**Given information:**
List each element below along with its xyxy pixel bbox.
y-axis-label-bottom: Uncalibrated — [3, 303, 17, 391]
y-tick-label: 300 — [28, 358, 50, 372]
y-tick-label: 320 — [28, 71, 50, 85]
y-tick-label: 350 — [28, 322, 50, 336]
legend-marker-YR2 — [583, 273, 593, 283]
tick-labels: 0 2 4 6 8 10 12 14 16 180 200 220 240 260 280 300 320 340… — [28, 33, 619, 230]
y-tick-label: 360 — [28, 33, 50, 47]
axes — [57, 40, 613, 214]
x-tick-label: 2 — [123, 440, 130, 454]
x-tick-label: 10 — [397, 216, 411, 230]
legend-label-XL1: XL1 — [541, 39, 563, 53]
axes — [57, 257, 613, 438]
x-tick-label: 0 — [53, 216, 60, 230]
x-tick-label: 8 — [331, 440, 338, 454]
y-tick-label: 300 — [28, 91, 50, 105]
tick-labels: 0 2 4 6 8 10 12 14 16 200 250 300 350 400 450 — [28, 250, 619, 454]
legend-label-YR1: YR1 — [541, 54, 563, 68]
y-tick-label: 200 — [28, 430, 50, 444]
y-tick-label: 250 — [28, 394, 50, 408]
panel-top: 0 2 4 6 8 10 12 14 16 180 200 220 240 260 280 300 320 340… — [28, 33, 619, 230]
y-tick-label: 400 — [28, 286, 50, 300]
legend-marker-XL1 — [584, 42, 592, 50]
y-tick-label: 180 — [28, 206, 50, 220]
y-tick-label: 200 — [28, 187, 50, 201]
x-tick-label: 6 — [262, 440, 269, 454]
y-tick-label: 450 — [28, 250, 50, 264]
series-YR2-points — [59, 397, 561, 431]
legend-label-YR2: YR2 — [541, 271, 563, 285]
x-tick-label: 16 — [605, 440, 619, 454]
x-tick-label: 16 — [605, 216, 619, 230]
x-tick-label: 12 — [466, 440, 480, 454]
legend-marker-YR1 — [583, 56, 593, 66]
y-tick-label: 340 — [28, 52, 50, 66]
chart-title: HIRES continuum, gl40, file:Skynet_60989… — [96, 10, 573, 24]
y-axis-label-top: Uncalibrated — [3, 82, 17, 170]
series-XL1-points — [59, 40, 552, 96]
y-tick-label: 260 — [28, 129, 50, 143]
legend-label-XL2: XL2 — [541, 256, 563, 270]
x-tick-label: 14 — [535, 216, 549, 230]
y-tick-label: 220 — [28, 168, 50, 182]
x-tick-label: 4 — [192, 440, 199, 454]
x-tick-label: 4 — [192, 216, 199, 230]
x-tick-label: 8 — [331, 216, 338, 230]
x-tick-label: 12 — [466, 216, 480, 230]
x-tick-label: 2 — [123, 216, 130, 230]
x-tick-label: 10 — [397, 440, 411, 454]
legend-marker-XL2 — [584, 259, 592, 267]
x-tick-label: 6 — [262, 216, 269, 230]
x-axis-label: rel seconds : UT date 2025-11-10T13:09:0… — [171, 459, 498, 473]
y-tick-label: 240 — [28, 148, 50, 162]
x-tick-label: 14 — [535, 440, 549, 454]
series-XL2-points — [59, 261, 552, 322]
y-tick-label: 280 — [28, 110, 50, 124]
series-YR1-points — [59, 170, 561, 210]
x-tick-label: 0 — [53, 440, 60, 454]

---

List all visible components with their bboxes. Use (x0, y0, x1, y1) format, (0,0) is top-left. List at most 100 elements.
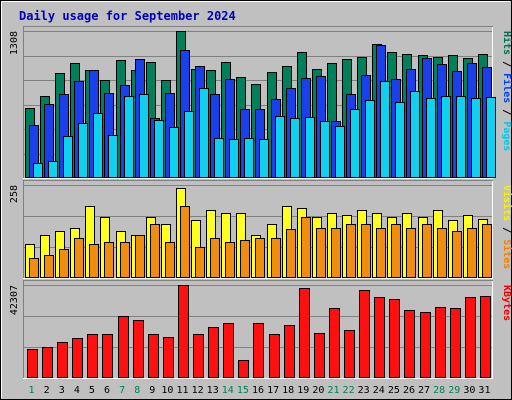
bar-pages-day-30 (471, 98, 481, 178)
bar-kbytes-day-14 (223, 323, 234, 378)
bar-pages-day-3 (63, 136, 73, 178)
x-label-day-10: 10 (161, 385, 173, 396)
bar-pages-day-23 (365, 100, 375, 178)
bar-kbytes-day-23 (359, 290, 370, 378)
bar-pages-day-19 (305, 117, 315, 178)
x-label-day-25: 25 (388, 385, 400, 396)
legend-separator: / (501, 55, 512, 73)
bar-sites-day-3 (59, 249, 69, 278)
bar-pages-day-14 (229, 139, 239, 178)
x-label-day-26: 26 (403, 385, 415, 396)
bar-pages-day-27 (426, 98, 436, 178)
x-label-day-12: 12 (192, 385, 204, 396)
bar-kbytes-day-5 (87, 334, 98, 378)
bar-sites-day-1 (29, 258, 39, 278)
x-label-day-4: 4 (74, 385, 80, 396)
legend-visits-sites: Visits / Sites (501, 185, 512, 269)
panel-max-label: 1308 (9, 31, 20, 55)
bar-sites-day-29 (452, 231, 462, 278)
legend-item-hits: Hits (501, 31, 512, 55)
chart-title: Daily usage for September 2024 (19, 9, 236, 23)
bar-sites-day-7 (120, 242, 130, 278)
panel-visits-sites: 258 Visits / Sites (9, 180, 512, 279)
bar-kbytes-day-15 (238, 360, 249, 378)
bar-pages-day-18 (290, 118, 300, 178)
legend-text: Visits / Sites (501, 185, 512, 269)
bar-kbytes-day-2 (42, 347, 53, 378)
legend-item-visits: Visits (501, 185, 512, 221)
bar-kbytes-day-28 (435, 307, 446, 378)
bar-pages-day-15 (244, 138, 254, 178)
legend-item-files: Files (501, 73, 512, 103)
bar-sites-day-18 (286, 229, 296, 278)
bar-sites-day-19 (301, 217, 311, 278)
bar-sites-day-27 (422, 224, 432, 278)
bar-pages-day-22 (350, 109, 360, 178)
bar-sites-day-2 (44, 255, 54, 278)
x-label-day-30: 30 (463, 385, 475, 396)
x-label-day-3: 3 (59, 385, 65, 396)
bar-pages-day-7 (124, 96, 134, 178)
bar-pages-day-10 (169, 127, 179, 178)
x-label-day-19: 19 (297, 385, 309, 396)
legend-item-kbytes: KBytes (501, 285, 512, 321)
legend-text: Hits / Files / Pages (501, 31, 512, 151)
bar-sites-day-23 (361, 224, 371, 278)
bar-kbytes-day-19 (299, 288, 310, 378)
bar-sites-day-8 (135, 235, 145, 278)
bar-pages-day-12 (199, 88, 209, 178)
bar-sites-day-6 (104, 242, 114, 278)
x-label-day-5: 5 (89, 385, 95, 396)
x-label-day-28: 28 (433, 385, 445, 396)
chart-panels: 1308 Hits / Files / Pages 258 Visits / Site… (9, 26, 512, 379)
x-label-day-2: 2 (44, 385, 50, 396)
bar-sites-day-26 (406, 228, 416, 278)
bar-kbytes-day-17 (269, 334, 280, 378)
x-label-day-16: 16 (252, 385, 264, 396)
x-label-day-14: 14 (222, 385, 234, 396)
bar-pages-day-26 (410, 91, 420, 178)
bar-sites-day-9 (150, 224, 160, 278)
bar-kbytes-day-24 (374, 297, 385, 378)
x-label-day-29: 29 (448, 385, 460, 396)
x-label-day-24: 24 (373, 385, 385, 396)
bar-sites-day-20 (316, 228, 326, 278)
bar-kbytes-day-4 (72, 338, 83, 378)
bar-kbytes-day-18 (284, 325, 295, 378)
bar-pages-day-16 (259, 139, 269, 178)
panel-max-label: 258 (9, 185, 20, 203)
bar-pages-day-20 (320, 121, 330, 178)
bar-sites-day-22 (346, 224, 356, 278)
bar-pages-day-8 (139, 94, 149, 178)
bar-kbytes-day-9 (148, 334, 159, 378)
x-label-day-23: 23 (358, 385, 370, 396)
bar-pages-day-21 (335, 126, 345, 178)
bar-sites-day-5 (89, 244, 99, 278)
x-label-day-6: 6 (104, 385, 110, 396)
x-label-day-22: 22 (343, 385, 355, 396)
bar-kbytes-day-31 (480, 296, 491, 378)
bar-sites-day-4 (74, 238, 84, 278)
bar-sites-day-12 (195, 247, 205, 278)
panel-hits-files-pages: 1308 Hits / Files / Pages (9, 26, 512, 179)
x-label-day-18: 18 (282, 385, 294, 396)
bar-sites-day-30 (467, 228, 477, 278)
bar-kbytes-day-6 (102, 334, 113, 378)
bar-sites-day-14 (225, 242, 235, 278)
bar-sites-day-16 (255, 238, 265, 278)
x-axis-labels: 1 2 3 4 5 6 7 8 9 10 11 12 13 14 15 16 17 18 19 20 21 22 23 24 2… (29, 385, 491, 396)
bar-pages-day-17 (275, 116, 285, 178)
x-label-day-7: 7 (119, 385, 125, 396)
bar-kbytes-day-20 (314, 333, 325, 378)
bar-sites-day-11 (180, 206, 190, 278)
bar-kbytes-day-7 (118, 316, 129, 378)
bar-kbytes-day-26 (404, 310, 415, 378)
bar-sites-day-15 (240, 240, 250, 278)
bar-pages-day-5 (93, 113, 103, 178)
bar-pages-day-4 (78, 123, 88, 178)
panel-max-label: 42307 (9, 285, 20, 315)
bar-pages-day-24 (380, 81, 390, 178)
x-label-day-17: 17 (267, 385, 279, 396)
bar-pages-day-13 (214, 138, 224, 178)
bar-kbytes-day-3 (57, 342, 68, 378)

**Stated problem:** Return the lines exactly as they appear, starting at the line that contains "bar-pages-day-30 (471, 98, 481, 178)" and ending at the line that contains "panel-max-label: 1308 (9, 31, 20, 55)", both included.

**Response to this task:**
bar-pages-day-30 (471, 98, 481, 178)
bar-kbytes-day-14 (223, 323, 234, 378)
bar-pages-day-3 (63, 136, 73, 178)
x-label-day-10: 10 (161, 385, 173, 396)
bar-pages-day-23 (365, 100, 375, 178)
bar-kbytes-day-23 (359, 290, 370, 378)
bar-pages-day-19 (305, 117, 315, 178)
x-label-day-25: 25 (388, 385, 400, 396)
legend-separator: / (501, 55, 512, 73)
bar-sites-day-3 (59, 249, 69, 278)
bar-pages-day-14 (229, 139, 239, 178)
x-label-day-26: 26 (403, 385, 415, 396)
bar-pages-day-27 (426, 98, 436, 178)
x-label-day-12: 12 (192, 385, 204, 396)
bar-kbytes-day-5 (87, 334, 98, 378)
bar-sites-day-1 (29, 258, 39, 278)
x-label-day-4: 4 (74, 385, 80, 396)
legend-visits-sites: Visits / Sites (501, 185, 512, 269)
panel-max-label: 1308 (9, 31, 20, 55)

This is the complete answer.